▶ _Work instructions_
Restate the entire listing word for word.

▶ _Supplied data_
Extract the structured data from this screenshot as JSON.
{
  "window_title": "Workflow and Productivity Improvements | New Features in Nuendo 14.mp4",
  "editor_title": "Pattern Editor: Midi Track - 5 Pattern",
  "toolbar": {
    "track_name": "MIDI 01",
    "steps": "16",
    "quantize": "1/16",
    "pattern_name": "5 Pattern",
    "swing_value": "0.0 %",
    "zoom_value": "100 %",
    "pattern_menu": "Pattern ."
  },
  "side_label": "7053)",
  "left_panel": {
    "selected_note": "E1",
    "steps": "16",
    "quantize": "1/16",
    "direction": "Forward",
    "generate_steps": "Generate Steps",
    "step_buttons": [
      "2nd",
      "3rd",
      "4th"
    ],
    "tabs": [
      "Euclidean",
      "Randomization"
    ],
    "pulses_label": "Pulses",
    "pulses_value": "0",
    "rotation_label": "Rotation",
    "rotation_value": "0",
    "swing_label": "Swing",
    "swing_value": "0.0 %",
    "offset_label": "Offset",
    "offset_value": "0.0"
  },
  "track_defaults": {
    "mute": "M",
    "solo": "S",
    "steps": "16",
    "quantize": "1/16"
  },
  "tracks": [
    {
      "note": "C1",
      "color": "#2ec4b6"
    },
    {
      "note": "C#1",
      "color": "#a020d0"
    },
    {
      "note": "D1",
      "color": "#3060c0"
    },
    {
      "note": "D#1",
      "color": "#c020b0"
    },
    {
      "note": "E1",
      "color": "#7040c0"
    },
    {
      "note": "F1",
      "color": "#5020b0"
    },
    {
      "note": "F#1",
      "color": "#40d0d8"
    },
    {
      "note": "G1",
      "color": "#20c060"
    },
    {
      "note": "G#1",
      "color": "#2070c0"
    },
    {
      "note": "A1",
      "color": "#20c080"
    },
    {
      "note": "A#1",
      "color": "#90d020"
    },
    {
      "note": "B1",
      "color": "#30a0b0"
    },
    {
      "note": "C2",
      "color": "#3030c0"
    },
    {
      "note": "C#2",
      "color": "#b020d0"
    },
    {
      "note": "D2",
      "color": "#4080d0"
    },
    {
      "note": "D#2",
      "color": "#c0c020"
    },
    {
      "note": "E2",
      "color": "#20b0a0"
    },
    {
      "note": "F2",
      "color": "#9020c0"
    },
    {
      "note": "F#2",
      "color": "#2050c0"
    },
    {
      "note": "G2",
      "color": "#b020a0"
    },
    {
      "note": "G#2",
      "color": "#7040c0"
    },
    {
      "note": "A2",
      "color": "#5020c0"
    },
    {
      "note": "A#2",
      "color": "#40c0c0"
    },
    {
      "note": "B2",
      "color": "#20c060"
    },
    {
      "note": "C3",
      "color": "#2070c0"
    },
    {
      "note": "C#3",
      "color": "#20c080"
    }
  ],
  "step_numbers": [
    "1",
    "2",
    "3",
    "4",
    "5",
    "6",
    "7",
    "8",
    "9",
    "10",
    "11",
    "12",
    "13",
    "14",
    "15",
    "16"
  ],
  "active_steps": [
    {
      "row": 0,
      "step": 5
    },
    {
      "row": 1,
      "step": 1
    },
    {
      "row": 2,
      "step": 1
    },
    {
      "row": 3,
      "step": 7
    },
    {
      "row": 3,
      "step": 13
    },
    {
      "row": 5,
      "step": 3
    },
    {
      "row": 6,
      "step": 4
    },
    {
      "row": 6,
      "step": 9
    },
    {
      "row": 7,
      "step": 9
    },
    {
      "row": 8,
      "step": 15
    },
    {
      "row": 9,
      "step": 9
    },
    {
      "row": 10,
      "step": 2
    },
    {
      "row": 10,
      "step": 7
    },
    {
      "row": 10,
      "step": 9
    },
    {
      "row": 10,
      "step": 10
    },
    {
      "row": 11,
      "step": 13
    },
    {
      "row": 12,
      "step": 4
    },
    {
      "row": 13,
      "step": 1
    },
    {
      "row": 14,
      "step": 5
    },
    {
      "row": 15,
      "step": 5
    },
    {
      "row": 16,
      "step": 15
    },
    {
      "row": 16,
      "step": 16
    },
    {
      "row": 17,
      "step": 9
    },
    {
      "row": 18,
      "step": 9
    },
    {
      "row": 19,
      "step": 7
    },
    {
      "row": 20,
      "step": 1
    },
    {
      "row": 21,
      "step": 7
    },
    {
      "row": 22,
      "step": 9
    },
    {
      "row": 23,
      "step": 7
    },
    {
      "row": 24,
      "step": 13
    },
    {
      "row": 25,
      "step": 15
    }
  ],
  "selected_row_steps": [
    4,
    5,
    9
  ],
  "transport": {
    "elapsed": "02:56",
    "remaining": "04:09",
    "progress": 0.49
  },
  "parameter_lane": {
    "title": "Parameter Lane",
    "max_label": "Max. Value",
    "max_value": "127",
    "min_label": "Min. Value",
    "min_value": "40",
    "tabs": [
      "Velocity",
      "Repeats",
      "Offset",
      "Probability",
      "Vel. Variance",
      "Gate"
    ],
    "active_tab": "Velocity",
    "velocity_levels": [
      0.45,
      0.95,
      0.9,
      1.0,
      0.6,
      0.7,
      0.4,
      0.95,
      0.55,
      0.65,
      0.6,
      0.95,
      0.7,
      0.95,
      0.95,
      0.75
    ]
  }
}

▶ _Complete output_
Extract the structured data from this screenshot as JSON.
{
  "window_title": "Workflow and Productivity Improvements | New Features in Nuendo 14.mp4",
  "editor_title": "Pattern Editor: Midi Track - 5 Pattern",
  "toolbar": {
    "track_name": "MIDI 01",
    "steps": "16",
    "quantize": "1/16",
    "pattern_name": "5 Pattern",
    "swing_value": "0.0 %",
    "zoom_value": "100 %",
    "pattern_menu": "Pattern ."
  },
  "side_label": "7053)",
  "left_panel": {
    "selected_note": "E1",
    "steps": "16",
    "quantize": "1/16",
    "direction": "Forward",
    "generate_steps": "Generate Steps",
    "step_buttons": [
      "2nd",
      "3rd",
      "4th"
    ],
    "tabs": [
      "Euclidean",
      "Randomization"
    ],
    "pulses_label": "Pulses",
    "pulses_value": "0",
    "rotation_label": "Rotation",
    "rotation_value": "0",
    "swing_label": "Swing",
    "swing_value": "0.0 %",
    "offset_label": "Offset",
    "offset_value": "0.0"
  },
  "track_defaults": {
    "mute": "M",
    "solo": "S",
    "steps": "16",
    "quantize": "1/16"
  },
  "tracks": [
    {
      "note": "C1",
      "color": "#2ec4b6"
    },
    {
      "note": "C#1",
      "color": "#a020d0"
    },
    {
      "note": "D1",
      "color": "#3060c0"
    },
    {
      "note": "D#1",
      "color": "#c020b0"
    },
    {
      "note": "E1",
      "color": "#7040c0"
    },
    {
      "note": "F1",
      "color": "#5020b0"
    },
    {
      "note": "F#1",
      "color": "#40d0d8"
    },
    {
      "note": "G1",
      "color": "#20c060"
    },
    {
      "note": "G#1",
      "color": "#2070c0"
    },
    {
      "note": "A1",
      "color": "#20c080"
    },
    {
      "note": "A#1",
      "color": "#90d020"
    },
    {
      "note": "B1",
      "color": "#30a0b0"
    },
    {
      "note": "C2",
      "color": "#3030c0"
    },
    {
      "note": "C#2",
      "color": "#b020d0"
    },
    {
      "note": "D2",
      "color": "#4080d0"
    },
    {
      "note": "D#2",
      "color": "#c0c020"
    },
    {
      "note": "E2",
      "color": "#20b0a0"
    },
    {
      "note": "F2",
      "color": "#9020c0"
    },
    {
      "note": "F#2",
      "color": "#2050c0"
    },
    {
      "note": "G2",
      "color": "#b020a0"
    },
    {
      "note": "G#2",
      "color": "#7040c0"
    },
    {
      "note": "A2",
      "color": "#5020c0"
    },
    {
      "note": "A#2",
      "color": "#40c0c0"
    },
    {
      "note": "B2",
      "color": "#20c060"
    },
    {
      "note": "C3",
      "color": "#2070c0"
    },
    {
      "note": "C#3",
      "color": "#20c080"
    }
  ],
  "step_numbers": [
    "1",
    "2",
    "3",
    "4",
    "5",
    "6",
    "7",
    "8",
    "9",
    "10",
    "11",
    "12",
    "13",
    "14",
    "15",
    "16"
  ],
  "active_steps": [
    {
      "row": 0,
      "step": 5
    },
    {
      "row": 1,
      "step": 1
    },
    {
      "row": 2,
      "step": 1
    },
    {
      "row": 3,
      "step": 7
    },
    {
      "row": 3,
      "step": 13
    },
    {
      "row": 5,
      "step": 3
    },
    {
      "row": 6,
      "step": 4
    },
    {
      "row": 6,
      "step": 9
    },
    {
      "row": 7,
      "step": 9
    },
    {
      "row": 8,
      "step": 15
    },
    {
      "row": 9,
      "step": 9
    },
    {
      "row": 10,
      "step": 2
    },
    {
      "row": 10,
      "step": 7
    },
    {
      "row": 10,
      "step": 9
    },
    {
      "row": 10,
      "step": 10
    },
    {
      "row": 11,
      "step": 13
    },
    {
      "row": 12,
      "step": 4
    },
    {
      "row": 13,
      "step": 1
    },
    {
      "row": 14,
      "step": 5
    },
    {
      "row": 15,
      "step": 5
    },
    {
      "row": 16,
      "step": 15
    },
    {
      "row": 16,
      "step": 16
    },
    {
      "row": 17,
      "step": 9
    },
    {
      "row": 18,
      "step": 9
    },
    {
      "row": 19,
      "step": 7
    },
    {
      "row": 20,
      "step": 1
    },
    {
      "row": 21,
      "step": 7
    },
    {
      "row": 22,
      "step": 9
    },
    {
      "row": 23,
      "step": 7
    },
    {
      "row": 24,
      "step": 13
    },
    {
      "row": 25,
      "step": 15
    }
  ],
  "selected_row_steps": [
    4,
    5,
    9
  ],
  "transport": {
    "elapsed": "02:56",
    "remaining": "04:09",
    "progress": 0.49
  },
  "parameter_lane": {
    "title": "Parameter Lane",
    "max_label": "Max. Value",
    "max_value": "127",
    "min_label": "Min. Value",
    "min_value": "40",
    "tabs": [
      "Velocity",
      "Repeats",
      "Offset",
      "Probability",
      "Vel. Variance",
      "Gate"
    ],
    "active_tab": "Velocity",
    "velocity_levels": [
      0.45,
      0.95,
      0.9,
      1.0,
      0.6,
      0.7,
      0.4,
      0.95,
      0.55,
      0.65,
      0.6,
      0.95,
      0.7,
      0.95,
      0.95,
      0.75
    ]
  }
}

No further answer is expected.